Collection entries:
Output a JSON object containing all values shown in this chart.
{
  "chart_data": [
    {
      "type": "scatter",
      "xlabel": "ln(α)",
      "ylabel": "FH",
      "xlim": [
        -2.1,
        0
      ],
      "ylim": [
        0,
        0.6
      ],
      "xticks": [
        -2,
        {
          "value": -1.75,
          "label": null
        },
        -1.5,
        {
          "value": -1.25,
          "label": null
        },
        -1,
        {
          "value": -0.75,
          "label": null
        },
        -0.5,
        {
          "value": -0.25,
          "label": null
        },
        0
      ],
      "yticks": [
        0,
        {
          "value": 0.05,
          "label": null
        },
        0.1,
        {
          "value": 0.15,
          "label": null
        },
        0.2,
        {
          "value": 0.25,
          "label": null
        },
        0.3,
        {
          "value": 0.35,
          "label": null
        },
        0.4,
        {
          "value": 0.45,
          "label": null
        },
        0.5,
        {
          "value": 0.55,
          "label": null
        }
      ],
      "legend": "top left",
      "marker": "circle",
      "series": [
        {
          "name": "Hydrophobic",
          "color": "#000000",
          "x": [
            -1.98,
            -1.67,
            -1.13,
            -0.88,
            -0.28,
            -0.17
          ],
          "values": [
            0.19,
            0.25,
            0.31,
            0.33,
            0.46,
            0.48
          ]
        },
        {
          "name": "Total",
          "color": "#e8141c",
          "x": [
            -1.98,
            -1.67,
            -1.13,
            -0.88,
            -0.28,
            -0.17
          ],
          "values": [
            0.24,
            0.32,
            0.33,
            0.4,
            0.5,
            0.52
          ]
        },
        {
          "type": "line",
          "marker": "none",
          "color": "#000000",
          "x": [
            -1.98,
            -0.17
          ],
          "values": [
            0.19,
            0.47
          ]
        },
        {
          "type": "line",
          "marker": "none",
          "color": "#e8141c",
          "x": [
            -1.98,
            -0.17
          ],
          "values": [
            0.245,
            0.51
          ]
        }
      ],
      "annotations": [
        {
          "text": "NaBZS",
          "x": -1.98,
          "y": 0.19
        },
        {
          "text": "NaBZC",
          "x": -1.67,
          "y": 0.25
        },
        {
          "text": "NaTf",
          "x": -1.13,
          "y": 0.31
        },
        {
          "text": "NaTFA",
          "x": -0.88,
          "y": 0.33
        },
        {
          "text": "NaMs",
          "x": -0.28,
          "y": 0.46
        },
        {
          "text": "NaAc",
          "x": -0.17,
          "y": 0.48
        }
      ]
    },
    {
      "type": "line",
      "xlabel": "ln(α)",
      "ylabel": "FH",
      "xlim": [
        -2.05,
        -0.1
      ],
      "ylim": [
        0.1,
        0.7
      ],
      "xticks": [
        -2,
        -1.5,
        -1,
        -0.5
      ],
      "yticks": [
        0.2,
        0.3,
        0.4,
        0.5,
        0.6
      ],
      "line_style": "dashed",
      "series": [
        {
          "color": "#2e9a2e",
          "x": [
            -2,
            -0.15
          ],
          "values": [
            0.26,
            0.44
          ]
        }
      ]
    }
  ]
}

The request –
Repeat the listing above without any change.

Task result –
Output a JSON object containing all values shown in this chart.
{
  "chart_data": [
    {
      "type": "scatter",
      "xlabel": "ln(α)",
      "ylabel": "FH",
      "xlim": [
        -2.1,
        0
      ],
      "ylim": [
        0,
        0.6
      ],
      "xticks": [
        -2,
        {
          "value": -1.75,
          "label": null
        },
        -1.5,
        {
          "value": -1.25,
          "label": null
        },
        -1,
        {
          "value": -0.75,
          "label": null
        },
        -0.5,
        {
          "value": -0.25,
          "label": null
        },
        0
      ],
      "yticks": [
        0,
        {
          "value": 0.05,
          "label": null
        },
        0.1,
        {
          "value": 0.15,
          "label": null
        },
        0.2,
        {
          "value": 0.25,
          "label": null
        },
        0.3,
        {
          "value": 0.35,
          "label": null
        },
        0.4,
        {
          "value": 0.45,
          "label": null
        },
        0.5,
        {
          "value": 0.55,
          "label": null
        }
      ],
      "legend": "top left",
      "marker": "circle",
      "series": [
        {
          "name": "Hydrophobic",
          "color": "#000000",
          "x": [
            -1.98,
            -1.67,
            -1.13,
            -0.88,
            -0.28,
            -0.17
          ],
          "values": [
            0.19,
            0.25,
            0.31,
            0.33,
            0.46,
            0.48
          ]
        },
        {
          "name": "Total",
          "color": "#e8141c",
          "x": [
            -1.98,
            -1.67,
            -1.13,
            -0.88,
            -0.28,
            -0.17
          ],
          "values": [
            0.24,
            0.32,
            0.33,
            0.4,
            0.5,
            0.52
          ]
        },
        {
          "type": "line",
          "marker": "none",
          "color": "#000000",
          "x": [
            -1.98,
            -0.17
          ],
          "values": [
            0.19,
            0.47
          ]
        },
        {
          "type": "line",
          "marker": "none",
          "color": "#e8141c",
          "x": [
            -1.98,
            -0.17
          ],
          "values": [
            0.245,
            0.51
          ]
        }
      ],
      "annotations": [
        {
          "text": "NaBZS",
          "x": -1.98,
          "y": 0.19
        },
        {
          "text": "NaBZC",
          "x": -1.67,
          "y": 0.25
        },
        {
          "text": "NaTf",
          "x": -1.13,
          "y": 0.31
        },
        {
          "text": "NaTFA",
          "x": -0.88,
          "y": 0.33
        },
        {
          "text": "NaMs",
          "x": -0.28,
          "y": 0.46
        },
        {
          "text": "NaAc",
          "x": -0.17,
          "y": 0.48
        }
      ]
    },
    {
      "type": "line",
      "xlabel": "ln(α)",
      "ylabel": "FH",
      "xlim": [
        -2.05,
        -0.1
      ],
      "ylim": [
        0.1,
        0.7
      ],
      "xticks": [
        -2,
        -1.5,
        -1,
        -0.5
      ],
      "yticks": [
        0.2,
        0.3,
        0.4,
        0.5,
        0.6
      ],
      "line_style": "dashed",
      "series": [
        {
          "color": "#2e9a2e",
          "x": [
            -2,
            -0.15
          ],
          "values": [
            0.26,
            0.44
          ]
        }
      ]
    }
  ]
}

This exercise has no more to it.